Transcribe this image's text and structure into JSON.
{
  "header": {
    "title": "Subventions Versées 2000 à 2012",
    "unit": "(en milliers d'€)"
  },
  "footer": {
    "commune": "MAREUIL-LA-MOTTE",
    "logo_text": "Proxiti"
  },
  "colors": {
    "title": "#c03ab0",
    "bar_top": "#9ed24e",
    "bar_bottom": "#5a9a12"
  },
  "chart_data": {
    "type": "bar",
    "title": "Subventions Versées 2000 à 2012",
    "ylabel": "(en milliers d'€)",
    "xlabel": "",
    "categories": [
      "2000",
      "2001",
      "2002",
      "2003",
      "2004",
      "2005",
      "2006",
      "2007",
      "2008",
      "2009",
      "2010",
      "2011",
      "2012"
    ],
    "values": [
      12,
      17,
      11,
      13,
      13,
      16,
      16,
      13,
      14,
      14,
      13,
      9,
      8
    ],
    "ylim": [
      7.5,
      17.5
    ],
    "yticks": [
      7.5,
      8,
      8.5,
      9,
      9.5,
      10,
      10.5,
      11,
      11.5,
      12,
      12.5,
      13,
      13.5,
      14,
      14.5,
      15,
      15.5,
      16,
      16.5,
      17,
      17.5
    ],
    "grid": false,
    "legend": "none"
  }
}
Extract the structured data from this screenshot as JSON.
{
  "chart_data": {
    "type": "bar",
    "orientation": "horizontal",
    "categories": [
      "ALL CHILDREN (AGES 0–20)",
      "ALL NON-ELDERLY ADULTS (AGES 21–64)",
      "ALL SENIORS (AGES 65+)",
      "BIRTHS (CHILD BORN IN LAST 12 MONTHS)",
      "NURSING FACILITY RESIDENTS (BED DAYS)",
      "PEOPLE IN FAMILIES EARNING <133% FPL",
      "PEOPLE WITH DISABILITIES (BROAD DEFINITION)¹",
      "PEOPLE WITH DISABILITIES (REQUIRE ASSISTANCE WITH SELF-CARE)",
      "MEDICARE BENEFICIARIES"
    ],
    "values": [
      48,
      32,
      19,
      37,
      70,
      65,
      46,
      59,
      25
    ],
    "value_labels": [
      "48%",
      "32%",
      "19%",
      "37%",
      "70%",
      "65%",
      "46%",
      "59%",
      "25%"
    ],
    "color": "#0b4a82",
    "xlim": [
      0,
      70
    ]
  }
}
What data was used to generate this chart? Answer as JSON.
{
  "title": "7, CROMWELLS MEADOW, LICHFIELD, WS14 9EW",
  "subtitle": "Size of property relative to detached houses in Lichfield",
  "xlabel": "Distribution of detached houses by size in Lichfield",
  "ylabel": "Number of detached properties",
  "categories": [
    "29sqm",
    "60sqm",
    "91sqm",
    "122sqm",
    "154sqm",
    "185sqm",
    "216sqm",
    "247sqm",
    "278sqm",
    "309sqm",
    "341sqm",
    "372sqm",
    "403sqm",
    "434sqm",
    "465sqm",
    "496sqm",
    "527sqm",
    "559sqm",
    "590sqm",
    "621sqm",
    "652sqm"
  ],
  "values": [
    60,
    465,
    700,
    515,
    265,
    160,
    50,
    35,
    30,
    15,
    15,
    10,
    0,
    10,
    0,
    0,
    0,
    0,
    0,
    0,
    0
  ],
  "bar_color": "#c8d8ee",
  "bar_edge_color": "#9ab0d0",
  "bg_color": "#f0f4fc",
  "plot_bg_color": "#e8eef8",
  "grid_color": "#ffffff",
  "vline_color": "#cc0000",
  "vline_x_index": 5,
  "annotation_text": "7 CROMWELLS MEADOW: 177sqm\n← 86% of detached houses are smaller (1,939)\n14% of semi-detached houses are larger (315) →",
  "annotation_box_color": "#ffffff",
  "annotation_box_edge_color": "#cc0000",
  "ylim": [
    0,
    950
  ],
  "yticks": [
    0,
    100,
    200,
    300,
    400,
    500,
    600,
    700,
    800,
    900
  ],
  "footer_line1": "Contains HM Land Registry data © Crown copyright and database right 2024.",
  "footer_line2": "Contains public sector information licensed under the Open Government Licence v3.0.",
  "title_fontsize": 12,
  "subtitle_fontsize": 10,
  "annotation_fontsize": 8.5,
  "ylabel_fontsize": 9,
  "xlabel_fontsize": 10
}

• [Exercise aim]
Each record above should be output again exactly.

• [The result]
Transcribe this image's text and structure into JSON.
{
  "header": {
    "title": "Subventions Versées 2000 à 2012",
    "unit": "(en milliers d'€)"
  },
  "footer": {
    "commune": "MAREUIL-LA-MOTTE",
    "logo_text": "Proxiti"
  },
  "colors": {
    "title": "#c03ab0",
    "bar_top": "#9ed24e",
    "bar_bottom": "#5a9a12"
  },
  "chart_data": {
    "type": "bar",
    "title": "Subventions Versées 2000 à 2012",
    "ylabel": "(en milliers d'€)",
    "xlabel": "",
    "categories": [
      "2000",
      "2001",
      "2002",
      "2003",
      "2004",
      "2005",
      "2006",
      "2007",
      "2008",
      "2009",
      "2010",
      "2011",
      "2012"
    ],
    "values": [
      12,
      17,
      11,
      13,
      13,
      16,
      16,
      13,
      14,
      14,
      13,
      9,
      8
    ],
    "ylim": [
      7.5,
      17.5
    ],
    "yticks": [
      7.5,
      8,
      8.5,
      9,
      9.5,
      10,
      10.5,
      11,
      11.5,
      12,
      12.5,
      13,
      13.5,
      14,
      14.5,
      15,
      15.5,
      16,
      16.5,
      17,
      17.5
    ],
    "grid": false,
    "legend": "none"
  }
}
Extract the structured data from this screenshot as JSON.
{
  "chart_data": {
    "type": "bar",
    "orientation": "horizontal",
    "categories": [
      "ALL CHILDREN (AGES 0–20)",
      "ALL NON-ELDERLY ADULTS (AGES 21–64)",
      "ALL SENIORS (AGES 65+)",
      "BIRTHS (CHILD BORN IN LAST 12 MONTHS)",
      "NURSING FACILITY RESIDENTS (BED DAYS)",
      "PEOPLE IN FAMILIES EARNING <133% FPL",
      "PEOPLE WITH DISABILITIES (BROAD DEFINITION)¹",
      "PEOPLE WITH DISABILITIES (REQUIRE ASSISTANCE WITH SELF-CARE)",
      "MEDICARE BENEFICIARIES"
    ],
    "values": [
      48,
      32,
      19,
      37,
      70,
      65,
      46,
      59,
      25
    ],
    "value_labels": [
      "48%",
      "32%",
      "19%",
      "37%",
      "70%",
      "65%",
      "46%",
      "59%",
      "25%"
    ],
    "color": "#0b4a82",
    "xlim": [
      0,
      70
    ]
  }
}
What data was used to generate this chart? Answer as JSON.
{
  "title": "7, CROMWELLS MEADOW, LICHFIELD, WS14 9EW",
  "subtitle": "Size of property relative to detached houses in Lichfield",
  "xlabel": "Distribution of detached houses by size in Lichfield",
  "ylabel": "Number of detached properties",
  "categories": [
    "29sqm",
    "60sqm",
    "91sqm",
    "122sqm",
    "154sqm",
    "185sqm",
    "216sqm",
    "247sqm",
    "278sqm",
    "309sqm",
    "341sqm",
    "372sqm",
    "403sqm",
    "434sqm",
    "465sqm",
    "496sqm",
    "527sqm",
    "559sqm",
    "590sqm",
    "621sqm",
    "652sqm"
  ],
  "values": [
    60,
    465,
    700,
    515,
    265,
    160,
    50,
    35,
    30,
    15,
    15,
    10,
    0,
    10,
    0,
    0,
    0,
    0,
    0,
    0,
    0
  ],
  "bar_color": "#c8d8ee",
  "bar_edge_color": "#9ab0d0",
  "bg_color": "#f0f4fc",
  "plot_bg_color": "#e8eef8",
  "grid_color": "#ffffff",
  "vline_color": "#cc0000",
  "vline_x_index": 5,
  "annotation_text": "7 CROMWELLS MEADOW: 177sqm\n← 86% of detached houses are smaller (1,939)\n14% of semi-detached houses are larger (315) →",
  "annotation_box_color": "#ffffff",
  "annotation_box_edge_color": "#cc0000",
  "ylim": [
    0,
    950
  ],
  "yticks": [
    0,
    100,
    200,
    300,
    400,
    500,
    600,
    700,
    800,
    900
  ],
  "footer_line1": "Contains HM Land Registry data © Crown copyright and database right 2024.",
  "footer_line2": "Contains public sector information licensed under the Open Government Licence v3.0.",
  "title_fontsize": 12,
  "subtitle_fontsize": 10,
  "annotation_fontsize": 8.5,
  "ylabel_fontsize": 9,
  "xlabel_fontsize": 10
}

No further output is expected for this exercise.